* **The data**
++++++
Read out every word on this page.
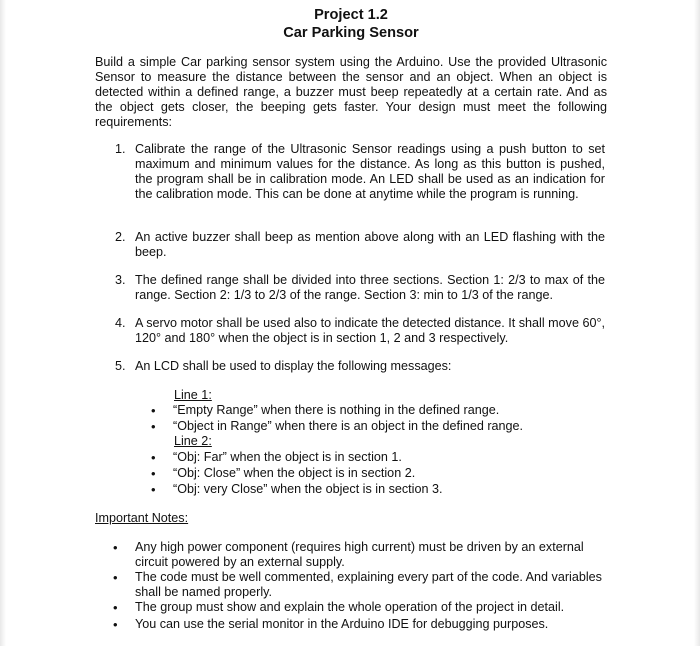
Project 1.2
Car Parking Sensor

Build a simple Car parking sensor system using the Arduino. Use the provided Ultrasonic Sensor to measure the distance between the sensor and an object. When an object is detected within a defined range, a buzzer must beep repeatedly at a certain rate. And as the object gets closer, the beeping gets faster. Your design must meet the following requirements:

1. Calibrate the range of the Ultrasonic Sensor readings using a push button to set maximum and minimum values for the distance. As long as this button is pushed, the program shall be in calibration mode. An LED shall be used as an indication for the calibration mode. This can be done at anytime while the program is running.
2. An active buzzer shall beep as mention above along with an LED flashing with the beep.
3. The defined range shall be divided into three sections. Section 1: 2/3 to max of the range. Section 2: 1/3 to 2/3 of the range. Section 3: min to 1/3 of the range.
4. A servo motor shall be used also to indicate the detected distance. It shall move 60°, 120° and 180° when the object is in section 1, 2 and 3 respectively.
5. An LCD shall be used to display the following messages:
Line 1:
• “Empty Range” when there is nothing in the defined range.
• “Object in Range” when there is an object in the defined range.
Line 2:
• “Obj: Far” when the object is in section 1.
• “Obj: Close” when the object is in section 2.
• “Obj: very Close” when the object is in section 3.
Important Notes:
• Any high power component (requires high current) must be driven by an external circuit powered by an external supply.
• The code must be well commented, explaining every part of the code. And variables shall be named properly.
• The group must show and explain the whole operation of the project in detail.
• You can use the serial monitor in the Arduino IDE for debugging purposes.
++++++
* **Objective**
Report how many lines in these entries contain "buzzer". Answer with the number only.

* **Task result**
2